▶ [What this task involves]: Tally the lines containing the word "Vaastu", and report the tally alone.
-- start of Records to process --
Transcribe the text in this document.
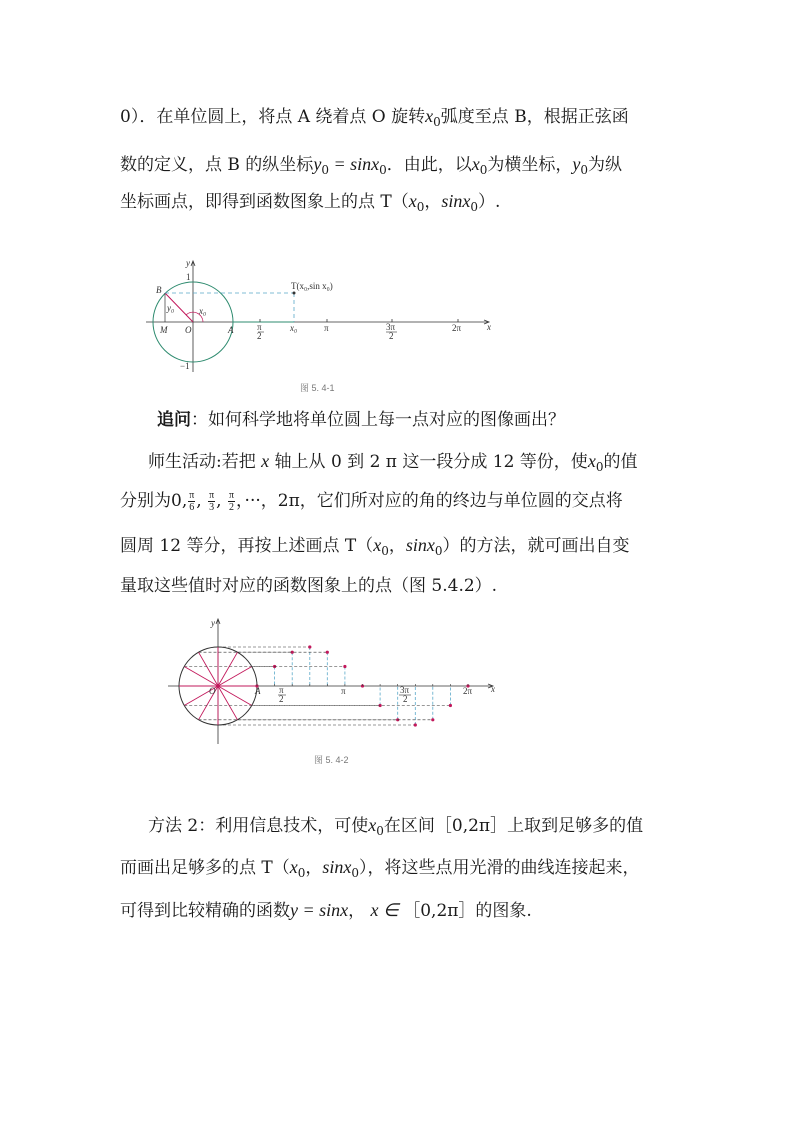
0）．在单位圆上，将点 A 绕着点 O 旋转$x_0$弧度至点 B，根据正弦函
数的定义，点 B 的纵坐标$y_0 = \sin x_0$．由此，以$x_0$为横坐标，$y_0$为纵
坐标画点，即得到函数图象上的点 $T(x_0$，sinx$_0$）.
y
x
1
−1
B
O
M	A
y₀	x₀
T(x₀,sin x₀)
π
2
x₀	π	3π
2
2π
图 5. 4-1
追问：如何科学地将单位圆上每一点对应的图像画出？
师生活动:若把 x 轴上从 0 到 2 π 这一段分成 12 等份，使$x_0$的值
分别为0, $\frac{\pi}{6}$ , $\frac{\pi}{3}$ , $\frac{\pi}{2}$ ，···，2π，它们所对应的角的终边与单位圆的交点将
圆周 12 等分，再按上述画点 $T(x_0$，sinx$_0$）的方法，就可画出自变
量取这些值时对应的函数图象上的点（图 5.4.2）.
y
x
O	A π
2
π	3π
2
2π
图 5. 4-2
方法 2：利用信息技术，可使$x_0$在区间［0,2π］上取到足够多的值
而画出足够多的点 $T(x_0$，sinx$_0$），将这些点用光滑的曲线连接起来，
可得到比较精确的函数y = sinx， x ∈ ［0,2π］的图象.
-- end of Records to process --
-- start of Records to process --
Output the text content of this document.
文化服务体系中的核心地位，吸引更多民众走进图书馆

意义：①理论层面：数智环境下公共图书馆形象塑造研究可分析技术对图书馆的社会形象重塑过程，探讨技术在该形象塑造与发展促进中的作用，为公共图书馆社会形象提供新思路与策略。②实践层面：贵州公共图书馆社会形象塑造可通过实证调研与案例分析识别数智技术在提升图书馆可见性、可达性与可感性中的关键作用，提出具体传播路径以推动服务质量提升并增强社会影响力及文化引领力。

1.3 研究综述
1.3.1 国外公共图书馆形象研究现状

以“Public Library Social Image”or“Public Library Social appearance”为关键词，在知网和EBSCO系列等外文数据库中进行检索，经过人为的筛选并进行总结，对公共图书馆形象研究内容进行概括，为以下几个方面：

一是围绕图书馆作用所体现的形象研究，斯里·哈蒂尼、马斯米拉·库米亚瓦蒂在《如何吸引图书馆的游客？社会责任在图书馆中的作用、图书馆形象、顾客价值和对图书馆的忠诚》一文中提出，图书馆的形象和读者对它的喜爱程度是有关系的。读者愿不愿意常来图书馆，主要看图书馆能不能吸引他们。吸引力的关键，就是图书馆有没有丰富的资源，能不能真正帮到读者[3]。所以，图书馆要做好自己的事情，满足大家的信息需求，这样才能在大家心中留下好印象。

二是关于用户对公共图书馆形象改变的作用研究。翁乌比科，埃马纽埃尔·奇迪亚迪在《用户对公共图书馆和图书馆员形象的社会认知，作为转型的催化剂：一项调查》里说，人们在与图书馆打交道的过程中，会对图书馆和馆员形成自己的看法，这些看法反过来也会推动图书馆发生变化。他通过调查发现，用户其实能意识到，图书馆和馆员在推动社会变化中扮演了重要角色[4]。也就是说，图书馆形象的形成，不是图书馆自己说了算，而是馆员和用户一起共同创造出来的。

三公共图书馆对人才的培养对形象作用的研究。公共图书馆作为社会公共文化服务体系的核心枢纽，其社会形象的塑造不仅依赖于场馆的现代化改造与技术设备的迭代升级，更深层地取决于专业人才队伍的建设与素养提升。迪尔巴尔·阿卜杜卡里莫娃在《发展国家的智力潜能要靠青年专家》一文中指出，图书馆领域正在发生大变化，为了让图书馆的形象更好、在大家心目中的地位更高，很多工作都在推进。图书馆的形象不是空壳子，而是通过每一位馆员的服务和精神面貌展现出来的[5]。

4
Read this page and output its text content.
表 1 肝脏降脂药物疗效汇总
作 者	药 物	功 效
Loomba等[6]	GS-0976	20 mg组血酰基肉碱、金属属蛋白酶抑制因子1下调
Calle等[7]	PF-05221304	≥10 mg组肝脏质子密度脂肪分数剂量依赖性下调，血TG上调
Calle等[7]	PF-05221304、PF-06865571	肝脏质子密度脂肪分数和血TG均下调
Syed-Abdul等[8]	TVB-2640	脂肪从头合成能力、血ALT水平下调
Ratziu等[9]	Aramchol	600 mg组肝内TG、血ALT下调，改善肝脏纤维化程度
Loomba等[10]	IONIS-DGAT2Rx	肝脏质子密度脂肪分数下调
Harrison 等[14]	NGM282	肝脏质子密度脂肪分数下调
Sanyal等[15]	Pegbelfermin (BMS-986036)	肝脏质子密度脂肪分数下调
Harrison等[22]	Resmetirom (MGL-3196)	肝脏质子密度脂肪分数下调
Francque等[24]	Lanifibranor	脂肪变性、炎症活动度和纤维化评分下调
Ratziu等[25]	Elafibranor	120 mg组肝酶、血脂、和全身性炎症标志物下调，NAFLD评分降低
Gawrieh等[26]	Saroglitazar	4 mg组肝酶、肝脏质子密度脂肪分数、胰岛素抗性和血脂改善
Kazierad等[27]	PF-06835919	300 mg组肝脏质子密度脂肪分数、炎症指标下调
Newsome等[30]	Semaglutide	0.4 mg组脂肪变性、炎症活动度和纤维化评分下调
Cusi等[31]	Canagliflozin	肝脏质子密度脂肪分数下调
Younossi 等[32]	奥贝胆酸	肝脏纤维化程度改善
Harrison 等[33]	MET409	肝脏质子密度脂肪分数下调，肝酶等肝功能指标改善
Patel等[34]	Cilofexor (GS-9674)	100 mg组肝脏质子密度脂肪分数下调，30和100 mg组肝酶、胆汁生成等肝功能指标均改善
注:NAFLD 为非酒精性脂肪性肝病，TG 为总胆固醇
-- end of Records to process --
-- start of Records to process --
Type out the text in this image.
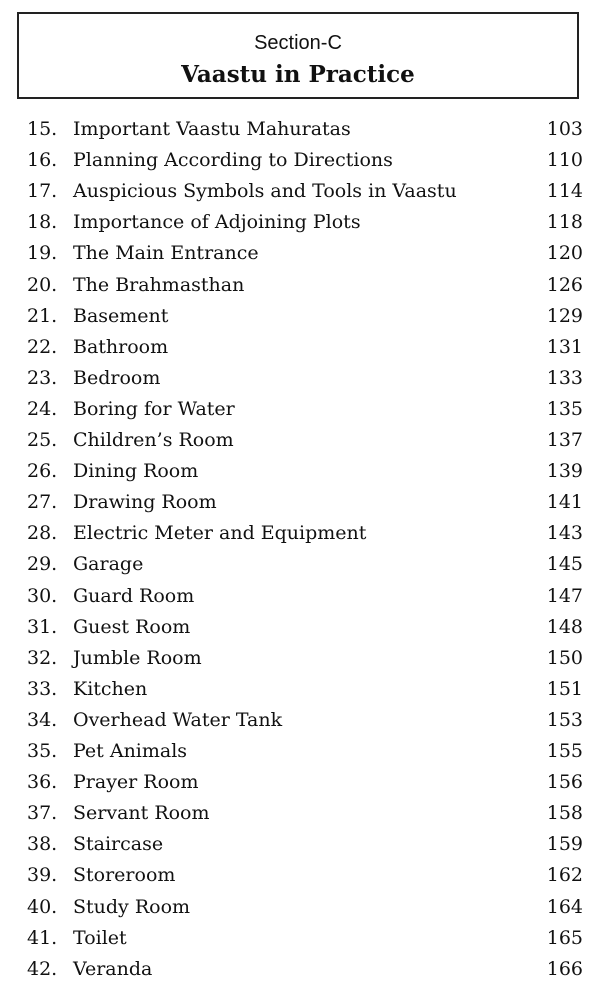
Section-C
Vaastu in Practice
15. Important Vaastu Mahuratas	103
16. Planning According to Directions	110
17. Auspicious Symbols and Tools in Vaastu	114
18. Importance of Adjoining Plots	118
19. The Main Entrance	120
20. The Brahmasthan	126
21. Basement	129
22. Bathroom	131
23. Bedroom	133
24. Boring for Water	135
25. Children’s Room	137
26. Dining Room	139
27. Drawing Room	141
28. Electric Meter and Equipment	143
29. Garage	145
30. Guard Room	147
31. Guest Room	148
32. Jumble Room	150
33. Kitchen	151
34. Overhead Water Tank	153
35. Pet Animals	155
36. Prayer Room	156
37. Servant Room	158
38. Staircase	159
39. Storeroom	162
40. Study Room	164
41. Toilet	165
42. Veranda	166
-- end of Records to process --
▶ [Answer to this problem]: 3